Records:
'''

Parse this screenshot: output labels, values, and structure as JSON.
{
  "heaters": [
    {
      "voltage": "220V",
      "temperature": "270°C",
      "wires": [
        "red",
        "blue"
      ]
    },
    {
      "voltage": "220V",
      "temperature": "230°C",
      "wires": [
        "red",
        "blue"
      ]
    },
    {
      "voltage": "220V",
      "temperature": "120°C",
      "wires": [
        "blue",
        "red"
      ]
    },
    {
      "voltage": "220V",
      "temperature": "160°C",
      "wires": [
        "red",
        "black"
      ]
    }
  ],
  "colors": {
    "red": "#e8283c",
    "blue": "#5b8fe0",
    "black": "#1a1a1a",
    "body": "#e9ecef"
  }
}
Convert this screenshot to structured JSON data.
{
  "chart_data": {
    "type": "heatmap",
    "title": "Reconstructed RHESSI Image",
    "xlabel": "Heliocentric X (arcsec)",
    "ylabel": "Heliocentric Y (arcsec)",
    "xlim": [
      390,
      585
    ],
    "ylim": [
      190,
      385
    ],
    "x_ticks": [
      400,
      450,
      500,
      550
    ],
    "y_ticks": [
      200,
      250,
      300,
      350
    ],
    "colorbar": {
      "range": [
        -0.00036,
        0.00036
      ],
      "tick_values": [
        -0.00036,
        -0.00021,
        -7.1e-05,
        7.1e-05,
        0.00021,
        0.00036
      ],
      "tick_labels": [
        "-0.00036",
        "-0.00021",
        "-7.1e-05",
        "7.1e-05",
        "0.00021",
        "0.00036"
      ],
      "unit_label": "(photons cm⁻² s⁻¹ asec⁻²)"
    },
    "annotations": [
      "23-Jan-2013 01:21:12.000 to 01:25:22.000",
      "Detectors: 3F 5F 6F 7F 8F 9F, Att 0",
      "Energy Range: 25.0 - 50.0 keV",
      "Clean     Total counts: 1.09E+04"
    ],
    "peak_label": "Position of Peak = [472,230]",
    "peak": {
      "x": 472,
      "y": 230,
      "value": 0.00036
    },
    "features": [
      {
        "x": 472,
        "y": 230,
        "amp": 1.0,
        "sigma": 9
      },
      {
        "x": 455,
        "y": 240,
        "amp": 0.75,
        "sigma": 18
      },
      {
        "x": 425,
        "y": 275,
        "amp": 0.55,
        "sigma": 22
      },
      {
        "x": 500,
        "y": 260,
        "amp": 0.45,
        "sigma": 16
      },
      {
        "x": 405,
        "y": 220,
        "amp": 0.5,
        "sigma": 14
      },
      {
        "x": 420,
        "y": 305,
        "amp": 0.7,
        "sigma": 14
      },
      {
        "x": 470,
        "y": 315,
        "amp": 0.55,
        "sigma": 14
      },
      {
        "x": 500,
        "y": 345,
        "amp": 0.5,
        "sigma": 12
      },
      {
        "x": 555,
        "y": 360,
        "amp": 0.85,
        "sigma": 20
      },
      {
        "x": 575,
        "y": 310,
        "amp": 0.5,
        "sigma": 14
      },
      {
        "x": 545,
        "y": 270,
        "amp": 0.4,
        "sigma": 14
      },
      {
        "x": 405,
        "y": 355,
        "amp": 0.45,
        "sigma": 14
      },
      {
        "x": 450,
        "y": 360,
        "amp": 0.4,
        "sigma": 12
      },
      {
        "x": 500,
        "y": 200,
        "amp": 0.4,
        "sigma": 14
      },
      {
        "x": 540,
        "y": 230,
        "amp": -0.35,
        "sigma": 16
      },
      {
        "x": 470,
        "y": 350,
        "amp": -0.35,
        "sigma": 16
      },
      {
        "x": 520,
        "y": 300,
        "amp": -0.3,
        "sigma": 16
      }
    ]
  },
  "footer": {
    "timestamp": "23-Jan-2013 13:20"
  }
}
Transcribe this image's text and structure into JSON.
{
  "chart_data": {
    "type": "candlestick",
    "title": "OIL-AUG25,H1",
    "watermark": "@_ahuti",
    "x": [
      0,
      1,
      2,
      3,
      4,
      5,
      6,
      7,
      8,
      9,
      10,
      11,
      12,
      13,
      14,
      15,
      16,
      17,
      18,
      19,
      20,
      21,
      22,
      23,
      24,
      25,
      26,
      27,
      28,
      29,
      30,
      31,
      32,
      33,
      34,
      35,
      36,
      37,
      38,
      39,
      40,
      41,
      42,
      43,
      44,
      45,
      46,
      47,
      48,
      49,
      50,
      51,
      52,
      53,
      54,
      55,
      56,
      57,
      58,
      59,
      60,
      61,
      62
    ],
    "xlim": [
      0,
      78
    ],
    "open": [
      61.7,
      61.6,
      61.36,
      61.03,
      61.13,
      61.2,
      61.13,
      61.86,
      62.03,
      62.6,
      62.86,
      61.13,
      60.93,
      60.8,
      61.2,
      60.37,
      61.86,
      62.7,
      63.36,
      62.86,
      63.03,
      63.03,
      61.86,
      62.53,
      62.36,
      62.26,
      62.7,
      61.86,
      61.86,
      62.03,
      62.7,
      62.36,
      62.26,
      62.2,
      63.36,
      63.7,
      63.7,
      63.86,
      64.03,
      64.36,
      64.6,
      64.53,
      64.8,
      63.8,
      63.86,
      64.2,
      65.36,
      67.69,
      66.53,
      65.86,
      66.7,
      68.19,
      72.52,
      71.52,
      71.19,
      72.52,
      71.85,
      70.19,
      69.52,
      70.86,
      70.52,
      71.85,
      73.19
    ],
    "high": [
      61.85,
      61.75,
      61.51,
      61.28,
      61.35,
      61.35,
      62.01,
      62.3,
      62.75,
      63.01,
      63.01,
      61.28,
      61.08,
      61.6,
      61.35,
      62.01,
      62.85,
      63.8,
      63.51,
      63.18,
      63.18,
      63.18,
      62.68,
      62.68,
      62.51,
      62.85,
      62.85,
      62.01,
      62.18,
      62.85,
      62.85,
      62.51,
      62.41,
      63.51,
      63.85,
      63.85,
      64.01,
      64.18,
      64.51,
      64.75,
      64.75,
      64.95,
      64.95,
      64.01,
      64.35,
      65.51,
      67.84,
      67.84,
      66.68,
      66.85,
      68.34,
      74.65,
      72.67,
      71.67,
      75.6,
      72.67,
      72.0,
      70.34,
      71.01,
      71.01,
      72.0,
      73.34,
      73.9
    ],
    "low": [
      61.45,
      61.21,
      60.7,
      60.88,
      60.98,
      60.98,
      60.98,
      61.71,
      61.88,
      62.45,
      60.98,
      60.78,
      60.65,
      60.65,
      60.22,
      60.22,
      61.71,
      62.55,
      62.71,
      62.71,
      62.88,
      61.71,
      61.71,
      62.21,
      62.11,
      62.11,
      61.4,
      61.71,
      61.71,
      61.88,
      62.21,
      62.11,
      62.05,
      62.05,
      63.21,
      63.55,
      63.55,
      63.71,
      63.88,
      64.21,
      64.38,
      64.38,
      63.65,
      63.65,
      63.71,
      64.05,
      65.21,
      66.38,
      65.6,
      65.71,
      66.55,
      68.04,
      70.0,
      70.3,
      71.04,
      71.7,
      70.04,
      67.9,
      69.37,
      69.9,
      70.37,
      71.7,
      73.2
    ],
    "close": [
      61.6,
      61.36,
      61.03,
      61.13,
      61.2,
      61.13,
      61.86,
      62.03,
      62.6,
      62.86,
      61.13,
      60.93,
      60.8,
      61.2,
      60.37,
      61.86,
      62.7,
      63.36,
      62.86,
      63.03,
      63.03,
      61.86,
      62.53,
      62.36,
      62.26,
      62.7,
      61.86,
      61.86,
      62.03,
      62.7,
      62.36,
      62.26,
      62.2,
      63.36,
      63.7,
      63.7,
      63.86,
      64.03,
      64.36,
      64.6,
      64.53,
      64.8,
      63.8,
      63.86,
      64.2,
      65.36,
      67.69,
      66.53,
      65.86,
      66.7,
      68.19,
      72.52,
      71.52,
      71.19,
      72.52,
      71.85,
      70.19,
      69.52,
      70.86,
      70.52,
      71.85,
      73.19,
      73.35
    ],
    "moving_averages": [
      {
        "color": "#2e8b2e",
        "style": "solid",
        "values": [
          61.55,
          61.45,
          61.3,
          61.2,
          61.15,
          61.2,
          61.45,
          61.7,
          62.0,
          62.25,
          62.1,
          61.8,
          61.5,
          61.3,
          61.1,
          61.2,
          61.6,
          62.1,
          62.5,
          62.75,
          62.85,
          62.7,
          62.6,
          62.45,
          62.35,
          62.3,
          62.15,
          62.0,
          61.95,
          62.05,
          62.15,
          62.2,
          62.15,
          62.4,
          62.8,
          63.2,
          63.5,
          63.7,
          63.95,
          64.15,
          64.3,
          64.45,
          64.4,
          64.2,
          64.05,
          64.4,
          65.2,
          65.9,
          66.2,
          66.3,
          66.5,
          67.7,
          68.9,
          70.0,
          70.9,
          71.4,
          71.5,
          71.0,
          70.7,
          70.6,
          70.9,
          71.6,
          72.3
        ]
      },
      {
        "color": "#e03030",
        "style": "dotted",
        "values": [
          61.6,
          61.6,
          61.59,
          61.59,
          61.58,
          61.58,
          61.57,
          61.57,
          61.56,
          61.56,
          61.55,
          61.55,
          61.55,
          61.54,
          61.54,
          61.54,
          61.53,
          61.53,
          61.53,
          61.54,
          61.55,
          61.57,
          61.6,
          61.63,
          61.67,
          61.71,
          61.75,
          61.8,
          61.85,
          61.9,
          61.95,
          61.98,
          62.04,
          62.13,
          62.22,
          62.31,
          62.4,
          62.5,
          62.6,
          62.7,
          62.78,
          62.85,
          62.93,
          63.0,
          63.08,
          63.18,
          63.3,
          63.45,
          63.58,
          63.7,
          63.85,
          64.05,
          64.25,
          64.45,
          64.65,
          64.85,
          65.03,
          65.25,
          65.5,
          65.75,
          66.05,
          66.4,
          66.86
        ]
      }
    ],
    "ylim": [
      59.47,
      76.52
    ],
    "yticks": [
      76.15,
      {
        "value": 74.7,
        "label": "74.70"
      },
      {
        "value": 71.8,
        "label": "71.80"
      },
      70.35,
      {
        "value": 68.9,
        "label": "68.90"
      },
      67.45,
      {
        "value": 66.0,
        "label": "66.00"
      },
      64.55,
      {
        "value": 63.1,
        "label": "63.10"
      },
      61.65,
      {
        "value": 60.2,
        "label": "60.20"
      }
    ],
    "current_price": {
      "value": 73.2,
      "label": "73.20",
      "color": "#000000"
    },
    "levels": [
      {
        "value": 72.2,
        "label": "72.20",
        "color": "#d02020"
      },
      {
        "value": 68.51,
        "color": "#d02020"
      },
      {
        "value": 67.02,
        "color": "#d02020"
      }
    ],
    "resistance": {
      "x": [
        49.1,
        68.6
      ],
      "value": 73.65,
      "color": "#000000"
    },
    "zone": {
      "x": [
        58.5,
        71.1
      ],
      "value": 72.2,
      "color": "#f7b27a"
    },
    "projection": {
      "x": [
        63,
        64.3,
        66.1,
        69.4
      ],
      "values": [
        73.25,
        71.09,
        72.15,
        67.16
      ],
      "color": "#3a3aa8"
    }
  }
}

'''

Each line that contains the word "title" counts toward the total; give only that total.

■ Completed exercise:
2